◆ Input for this task
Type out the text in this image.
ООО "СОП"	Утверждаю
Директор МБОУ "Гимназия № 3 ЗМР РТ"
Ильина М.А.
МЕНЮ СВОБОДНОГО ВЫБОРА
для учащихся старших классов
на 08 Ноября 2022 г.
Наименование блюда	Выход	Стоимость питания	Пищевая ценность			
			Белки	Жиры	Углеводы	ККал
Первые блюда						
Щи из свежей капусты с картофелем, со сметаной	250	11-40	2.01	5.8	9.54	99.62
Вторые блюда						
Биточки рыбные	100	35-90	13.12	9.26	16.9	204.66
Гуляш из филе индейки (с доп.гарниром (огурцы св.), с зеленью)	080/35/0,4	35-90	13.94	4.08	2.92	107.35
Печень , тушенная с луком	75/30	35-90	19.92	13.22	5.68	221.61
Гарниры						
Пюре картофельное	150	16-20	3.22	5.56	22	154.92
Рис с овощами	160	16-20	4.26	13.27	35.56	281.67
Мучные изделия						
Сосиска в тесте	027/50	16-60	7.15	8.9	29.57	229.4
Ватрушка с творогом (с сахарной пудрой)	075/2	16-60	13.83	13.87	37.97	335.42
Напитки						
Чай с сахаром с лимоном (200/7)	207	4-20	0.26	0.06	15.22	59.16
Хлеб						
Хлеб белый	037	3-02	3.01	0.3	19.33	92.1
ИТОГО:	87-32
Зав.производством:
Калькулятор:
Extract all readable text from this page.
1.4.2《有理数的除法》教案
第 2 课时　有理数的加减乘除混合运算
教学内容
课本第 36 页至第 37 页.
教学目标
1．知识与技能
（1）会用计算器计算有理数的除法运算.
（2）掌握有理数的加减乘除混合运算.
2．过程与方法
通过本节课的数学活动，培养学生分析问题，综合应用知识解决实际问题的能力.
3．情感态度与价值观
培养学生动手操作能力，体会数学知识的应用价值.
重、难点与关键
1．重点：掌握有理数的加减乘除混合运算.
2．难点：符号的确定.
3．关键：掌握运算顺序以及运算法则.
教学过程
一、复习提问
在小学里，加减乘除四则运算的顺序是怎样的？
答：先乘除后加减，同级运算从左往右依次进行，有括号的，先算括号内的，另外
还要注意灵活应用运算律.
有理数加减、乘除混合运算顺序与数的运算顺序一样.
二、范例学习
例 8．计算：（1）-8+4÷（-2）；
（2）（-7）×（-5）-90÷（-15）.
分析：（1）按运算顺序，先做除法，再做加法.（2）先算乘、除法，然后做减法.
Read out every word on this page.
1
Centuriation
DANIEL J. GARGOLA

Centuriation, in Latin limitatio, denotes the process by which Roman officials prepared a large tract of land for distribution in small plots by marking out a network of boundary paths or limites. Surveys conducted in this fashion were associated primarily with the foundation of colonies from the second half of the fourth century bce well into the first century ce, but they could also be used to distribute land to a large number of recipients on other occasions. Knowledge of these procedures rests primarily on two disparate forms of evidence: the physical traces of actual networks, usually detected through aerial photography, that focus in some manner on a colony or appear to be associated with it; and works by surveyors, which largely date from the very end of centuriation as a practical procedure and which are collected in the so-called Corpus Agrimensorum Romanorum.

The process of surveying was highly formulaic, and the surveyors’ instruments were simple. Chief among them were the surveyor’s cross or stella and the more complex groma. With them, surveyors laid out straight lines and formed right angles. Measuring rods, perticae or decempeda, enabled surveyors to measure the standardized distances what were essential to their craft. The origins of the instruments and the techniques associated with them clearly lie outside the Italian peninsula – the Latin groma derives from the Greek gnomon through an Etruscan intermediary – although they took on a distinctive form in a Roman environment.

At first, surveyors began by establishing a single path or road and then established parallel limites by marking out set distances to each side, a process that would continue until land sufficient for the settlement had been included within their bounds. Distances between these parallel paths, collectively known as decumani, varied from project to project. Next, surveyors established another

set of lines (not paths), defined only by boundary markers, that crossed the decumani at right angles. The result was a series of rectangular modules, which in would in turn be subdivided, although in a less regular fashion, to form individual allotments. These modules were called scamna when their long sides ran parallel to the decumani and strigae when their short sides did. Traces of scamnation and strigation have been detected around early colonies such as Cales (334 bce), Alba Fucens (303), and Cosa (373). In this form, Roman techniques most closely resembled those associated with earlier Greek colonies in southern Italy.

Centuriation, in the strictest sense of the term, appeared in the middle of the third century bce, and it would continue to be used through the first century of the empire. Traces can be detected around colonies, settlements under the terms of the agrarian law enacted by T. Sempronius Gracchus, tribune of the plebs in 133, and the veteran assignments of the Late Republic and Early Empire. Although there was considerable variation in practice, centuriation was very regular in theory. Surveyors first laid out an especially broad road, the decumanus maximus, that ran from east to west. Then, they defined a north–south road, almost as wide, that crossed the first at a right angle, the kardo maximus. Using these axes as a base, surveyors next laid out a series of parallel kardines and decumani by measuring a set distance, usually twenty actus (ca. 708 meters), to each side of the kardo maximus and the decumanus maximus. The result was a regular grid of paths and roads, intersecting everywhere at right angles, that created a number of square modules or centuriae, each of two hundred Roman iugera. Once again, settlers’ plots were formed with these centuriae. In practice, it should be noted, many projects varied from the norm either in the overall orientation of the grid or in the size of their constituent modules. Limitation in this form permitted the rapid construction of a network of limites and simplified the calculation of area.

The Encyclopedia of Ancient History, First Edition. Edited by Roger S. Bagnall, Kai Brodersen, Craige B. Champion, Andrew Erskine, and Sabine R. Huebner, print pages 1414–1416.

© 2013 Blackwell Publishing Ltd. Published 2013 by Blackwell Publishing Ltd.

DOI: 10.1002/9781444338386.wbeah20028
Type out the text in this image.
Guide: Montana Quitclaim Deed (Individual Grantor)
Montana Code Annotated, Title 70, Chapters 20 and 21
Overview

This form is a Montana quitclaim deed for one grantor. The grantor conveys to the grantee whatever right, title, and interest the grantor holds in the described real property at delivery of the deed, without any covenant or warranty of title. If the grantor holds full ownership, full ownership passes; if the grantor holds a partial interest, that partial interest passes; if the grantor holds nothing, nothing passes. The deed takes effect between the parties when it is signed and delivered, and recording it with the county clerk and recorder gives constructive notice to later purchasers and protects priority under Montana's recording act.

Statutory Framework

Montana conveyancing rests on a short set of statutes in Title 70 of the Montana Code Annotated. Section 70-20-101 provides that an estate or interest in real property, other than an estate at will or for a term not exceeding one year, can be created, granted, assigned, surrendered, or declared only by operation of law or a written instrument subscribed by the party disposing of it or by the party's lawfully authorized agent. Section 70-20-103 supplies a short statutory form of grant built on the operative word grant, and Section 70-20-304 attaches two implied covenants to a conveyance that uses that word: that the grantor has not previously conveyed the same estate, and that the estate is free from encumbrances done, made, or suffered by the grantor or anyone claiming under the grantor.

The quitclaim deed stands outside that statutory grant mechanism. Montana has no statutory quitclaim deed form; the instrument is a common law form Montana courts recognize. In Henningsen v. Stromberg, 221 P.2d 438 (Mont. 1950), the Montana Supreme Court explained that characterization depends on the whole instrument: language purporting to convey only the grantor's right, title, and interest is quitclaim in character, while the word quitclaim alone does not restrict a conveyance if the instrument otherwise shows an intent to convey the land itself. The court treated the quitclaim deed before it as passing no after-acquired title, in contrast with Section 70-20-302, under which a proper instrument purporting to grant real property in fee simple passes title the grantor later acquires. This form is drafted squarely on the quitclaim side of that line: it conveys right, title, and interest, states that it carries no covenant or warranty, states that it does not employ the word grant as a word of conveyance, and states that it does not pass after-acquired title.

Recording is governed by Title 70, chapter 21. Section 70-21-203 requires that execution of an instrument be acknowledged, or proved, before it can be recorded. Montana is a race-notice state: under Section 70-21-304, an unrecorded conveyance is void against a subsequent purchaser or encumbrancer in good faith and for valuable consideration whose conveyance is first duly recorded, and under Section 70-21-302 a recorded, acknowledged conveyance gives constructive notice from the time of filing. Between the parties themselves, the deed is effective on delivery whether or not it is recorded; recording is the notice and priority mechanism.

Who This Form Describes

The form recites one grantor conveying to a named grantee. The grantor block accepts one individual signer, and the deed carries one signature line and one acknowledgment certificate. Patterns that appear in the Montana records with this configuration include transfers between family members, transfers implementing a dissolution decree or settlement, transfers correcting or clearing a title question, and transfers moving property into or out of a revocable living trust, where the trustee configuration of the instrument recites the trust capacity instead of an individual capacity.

◆ Stated task
Find out how many lines in the listing contain the string "fashion". Give the number alone.

◆ Response to the task
2